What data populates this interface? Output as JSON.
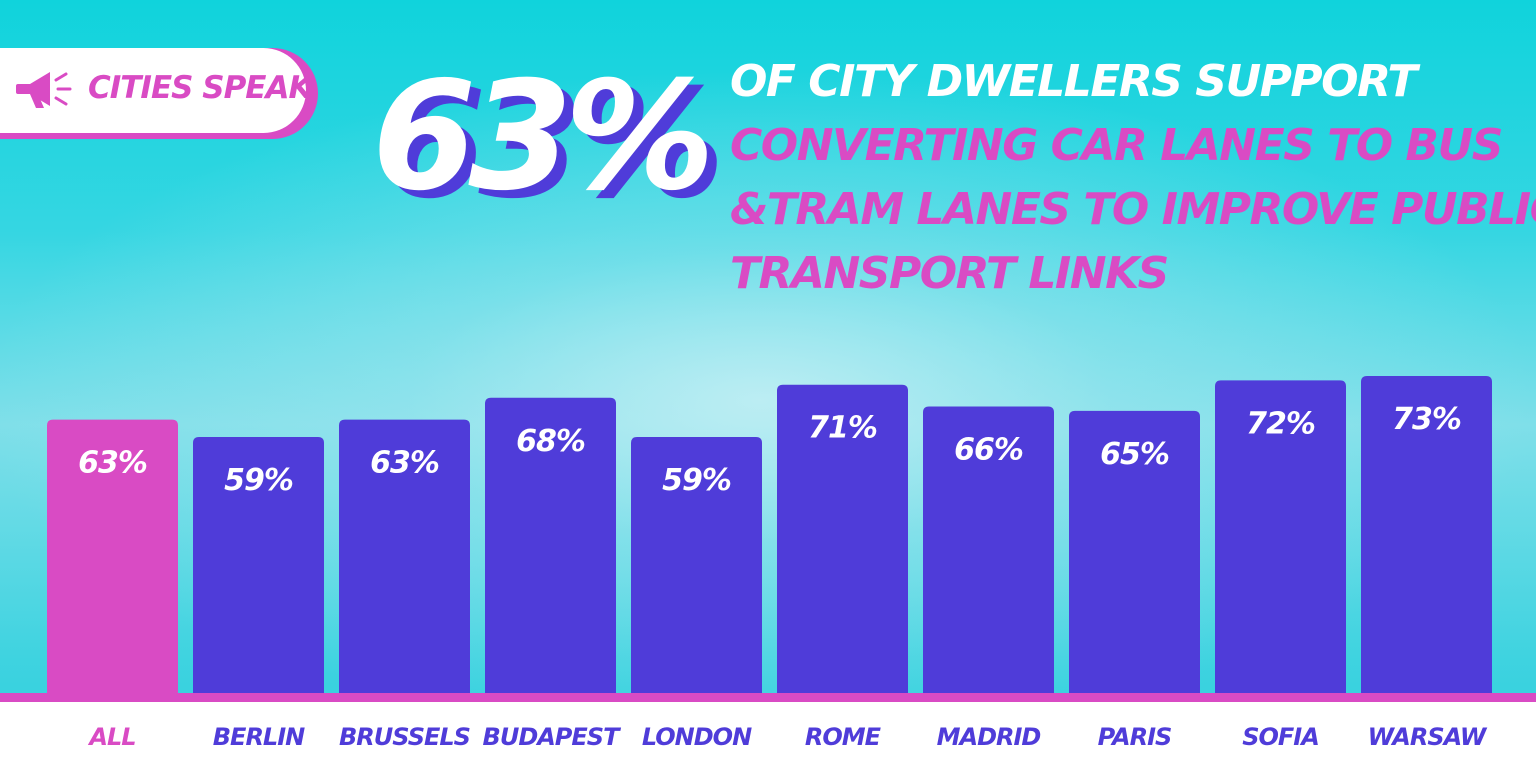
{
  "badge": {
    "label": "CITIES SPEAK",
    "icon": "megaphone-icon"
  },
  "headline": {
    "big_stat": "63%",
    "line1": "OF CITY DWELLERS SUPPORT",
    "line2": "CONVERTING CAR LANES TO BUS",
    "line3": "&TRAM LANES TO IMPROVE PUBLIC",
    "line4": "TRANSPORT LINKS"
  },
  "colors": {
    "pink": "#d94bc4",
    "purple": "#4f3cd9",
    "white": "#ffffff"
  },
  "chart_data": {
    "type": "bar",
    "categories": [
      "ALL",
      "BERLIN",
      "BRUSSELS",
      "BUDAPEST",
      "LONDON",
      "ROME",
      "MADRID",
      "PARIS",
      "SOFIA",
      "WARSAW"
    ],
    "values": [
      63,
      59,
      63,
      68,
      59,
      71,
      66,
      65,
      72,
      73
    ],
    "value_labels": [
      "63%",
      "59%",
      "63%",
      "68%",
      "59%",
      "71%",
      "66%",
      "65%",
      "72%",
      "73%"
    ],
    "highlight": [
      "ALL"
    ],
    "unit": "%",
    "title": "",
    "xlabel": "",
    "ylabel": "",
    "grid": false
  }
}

**Task objective**. Repeat every record above exactly, but leave out any pictures.

**Answer to the task**.
What data populates this interface? Output as JSON.
{
  "badge": {
    "label": "CITIES SPEAK",
    "icon": "megaphone-icon"
  },
  "headline": {
    "big_stat": "63%",
    "line1": "OF CITY DWELLERS SUPPORT",
    "line2": "CONVERTING CAR LANES TO BUS",
    "line3": "&TRAM LANES TO IMPROVE PUBLIC",
    "line4": "TRANSPORT LINKS"
  },
  "colors": {
    "pink": "#d94bc4",
    "purple": "#4f3cd9",
    "white": "#ffffff"
  },
  "chart_data": {
    "type": "bar",
    "categories": [
      "ALL",
      "BERLIN",
      "BRUSSELS",
      "BUDAPEST",
      "LONDON",
      "ROME",
      "MADRID",
      "PARIS",
      "SOFIA",
      "WARSAW"
    ],
    "values": [
      63,
      59,
      63,
      68,
      59,
      71,
      66,
      65,
      72,
      73
    ],
    "value_labels": [
      "63%",
      "59%",
      "63%",
      "68%",
      "59%",
      "71%",
      "66%",
      "65%",
      "72%",
      "73%"
    ],
    "highlight": [
      "ALL"
    ],
    "unit": "%",
    "title": "",
    "xlabel": "",
    "ylabel": "",
    "grid": false
  }
}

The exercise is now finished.